== GIVEN RECORDS

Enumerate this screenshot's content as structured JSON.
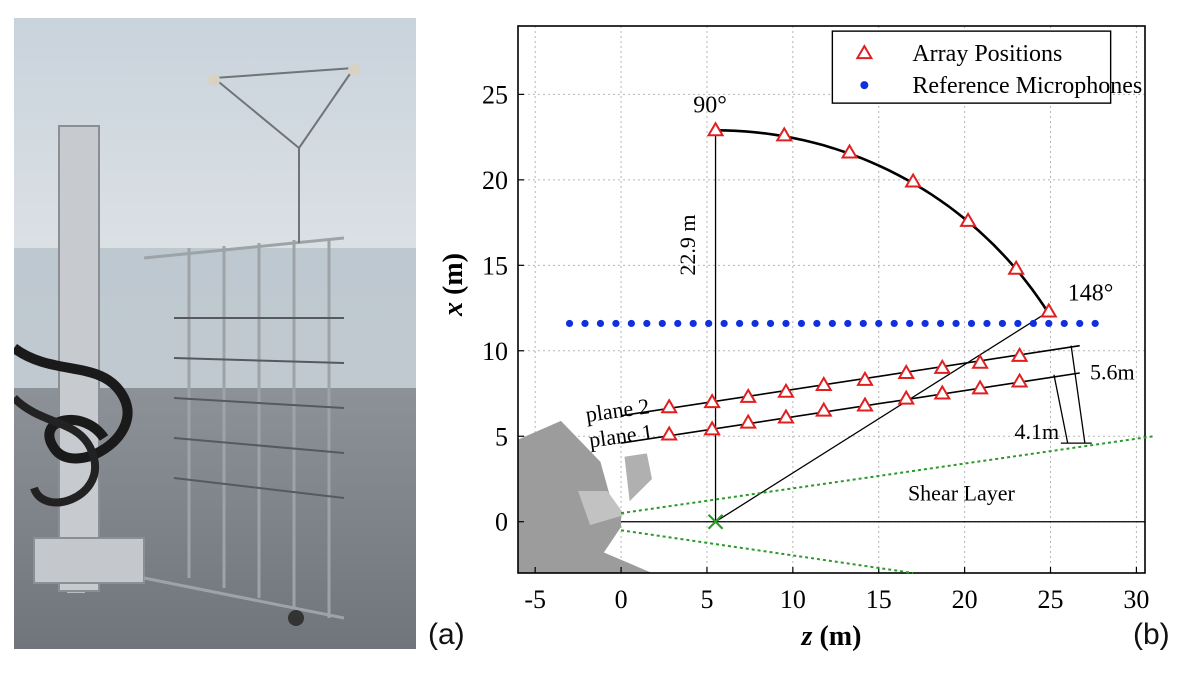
{
  "panels": {
    "left_label": "(a)",
    "right_label": "(b)"
  },
  "photo": {
    "subject": "microphone-array-rig-photo"
  },
  "chart_data": {
    "type": "scatter",
    "title": "",
    "xlabel_var": "z",
    "xlabel_unit": " (m)",
    "ylabel_var": "x",
    "ylabel_unit": " (m)",
    "xlim": [
      -6,
      30.5
    ],
    "ylim": [
      -3,
      29
    ],
    "xticks": [
      -5,
      0,
      5,
      10,
      15,
      20,
      25,
      30
    ],
    "yticks": [
      0,
      5,
      10,
      15,
      20,
      25
    ],
    "grid": true,
    "legend": {
      "placement": "top-right"
    },
    "series": [
      {
        "name": "Array Positions",
        "marker": "triangle",
        "color": "#e02020",
        "points": [
          [
            5.5,
            22.9
          ],
          [
            9.5,
            22.6
          ],
          [
            13.3,
            21.6
          ],
          [
            17.0,
            19.9
          ],
          [
            20.2,
            17.6
          ],
          [
            23.0,
            14.8
          ],
          [
            24.9,
            12.3
          ],
          [
            2.8,
            6.7
          ],
          [
            5.3,
            7.0
          ],
          [
            7.4,
            7.3
          ],
          [
            9.6,
            7.6
          ],
          [
            11.8,
            8.0
          ],
          [
            14.2,
            8.3
          ],
          [
            16.6,
            8.7
          ],
          [
            18.7,
            9.0
          ],
          [
            20.9,
            9.3
          ],
          [
            23.2,
            9.7
          ],
          [
            2.8,
            5.1
          ],
          [
            5.3,
            5.4
          ],
          [
            7.4,
            5.8
          ],
          [
            9.6,
            6.1
          ],
          [
            11.8,
            6.5
          ],
          [
            14.2,
            6.8
          ],
          [
            16.6,
            7.2
          ],
          [
            18.7,
            7.5
          ],
          [
            20.9,
            7.8
          ],
          [
            23.2,
            8.2
          ]
        ]
      },
      {
        "name": "Reference Microphones",
        "marker": "dot",
        "color": "#1030e0",
        "x_start": -3.0,
        "x_step": 0.9,
        "count": 35,
        "y": 11.6
      }
    ],
    "annotations": {
      "angle_90": "90°",
      "angle_148": "148°",
      "distance_vertical": "22.9 m",
      "plane2": "plane 2",
      "plane1": "plane 1",
      "spacing_upper": "5.6m",
      "spacing_lower": "4.1m",
      "shear_layer": "Shear Layer"
    },
    "geometry_data": {
      "arc_center": [
        5.5,
        0
      ],
      "origin_marker": [
        5.5,
        0
      ],
      "plane2_line": [
        [
          0,
          6.2
        ],
        [
          26.7,
          10.3
        ]
      ],
      "plane1_line": [
        [
          0,
          4.6
        ],
        [
          26.7,
          8.7
        ]
      ],
      "shear_layer_upper": [
        [
          0,
          0.5
        ],
        [
          31,
          5.0
        ]
      ],
      "shear_layer_lower": [
        [
          0,
          -0.5
        ],
        [
          17,
          -3.0
        ]
      ]
    }
  }
}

====

WHAT NEEDS TO BE DONE → Reproduce the material word for word. Any pictures should be left out of the copy.

RESPONSE TO THIS EXERCISE →
Enumerate this screenshot's content as structured JSON.
{
  "panels": {
    "left_label": "(a)",
    "right_label": "(b)"
  },
  "photo": {
    "subject": "microphone-array-rig-photo"
  },
  "chart_data": {
    "type": "scatter",
    "title": "",
    "xlabel_var": "z",
    "xlabel_unit": " (m)",
    "ylabel_var": "x",
    "ylabel_unit": " (m)",
    "xlim": [
      -6,
      30.5
    ],
    "ylim": [
      -3,
      29
    ],
    "xticks": [
      -5,
      0,
      5,
      10,
      15,
      20,
      25,
      30
    ],
    "yticks": [
      0,
      5,
      10,
      15,
      20,
      25
    ],
    "grid": true,
    "legend": {
      "placement": "top-right"
    },
    "series": [
      {
        "name": "Array Positions",
        "marker": "triangle",
        "color": "#e02020",
        "points": [
          [
            5.5,
            22.9
          ],
          [
            9.5,
            22.6
          ],
          [
            13.3,
            21.6
          ],
          [
            17.0,
            19.9
          ],
          [
            20.2,
            17.6
          ],
          [
            23.0,
            14.8
          ],
          [
            24.9,
            12.3
          ],
          [
            2.8,
            6.7
          ],
          [
            5.3,
            7.0
          ],
          [
            7.4,
            7.3
          ],
          [
            9.6,
            7.6
          ],
          [
            11.8,
            8.0
          ],
          [
            14.2,
            8.3
          ],
          [
            16.6,
            8.7
          ],
          [
            18.7,
            9.0
          ],
          [
            20.9,
            9.3
          ],
          [
            23.2,
            9.7
          ],
          [
            2.8,
            5.1
          ],
          [
            5.3,
            5.4
          ],
          [
            7.4,
            5.8
          ],
          [
            9.6,
            6.1
          ],
          [
            11.8,
            6.5
          ],
          [
            14.2,
            6.8
          ],
          [
            16.6,
            7.2
          ],
          [
            18.7,
            7.5
          ],
          [
            20.9,
            7.8
          ],
          [
            23.2,
            8.2
          ]
        ]
      },
      {
        "name": "Reference Microphones",
        "marker": "dot",
        "color": "#1030e0",
        "x_start": -3.0,
        "x_step": 0.9,
        "count": 35,
        "y": 11.6
      }
    ],
    "annotations": {
      "angle_90": "90°",
      "angle_148": "148°",
      "distance_vertical": "22.9 m",
      "plane2": "plane 2",
      "plane1": "plane 1",
      "spacing_upper": "5.6m",
      "spacing_lower": "4.1m",
      "shear_layer": "Shear Layer"
    },
    "geometry_data": {
      "arc_center": [
        5.5,
        0
      ],
      "origin_marker": [
        5.5,
        0
      ],
      "plane2_line": [
        [
          0,
          6.2
        ],
        [
          26.7,
          10.3
        ]
      ],
      "plane1_line": [
        [
          0,
          4.6
        ],
        [
          26.7,
          8.7
        ]
      ],
      "shear_layer_upper": [
        [
          0,
          0.5
        ],
        [
          31,
          5.0
        ]
      ],
      "shear_layer_lower": [
        [
          0,
          -0.5
        ],
        [
          17,
          -3.0
        ]
      ]
    }
  }
}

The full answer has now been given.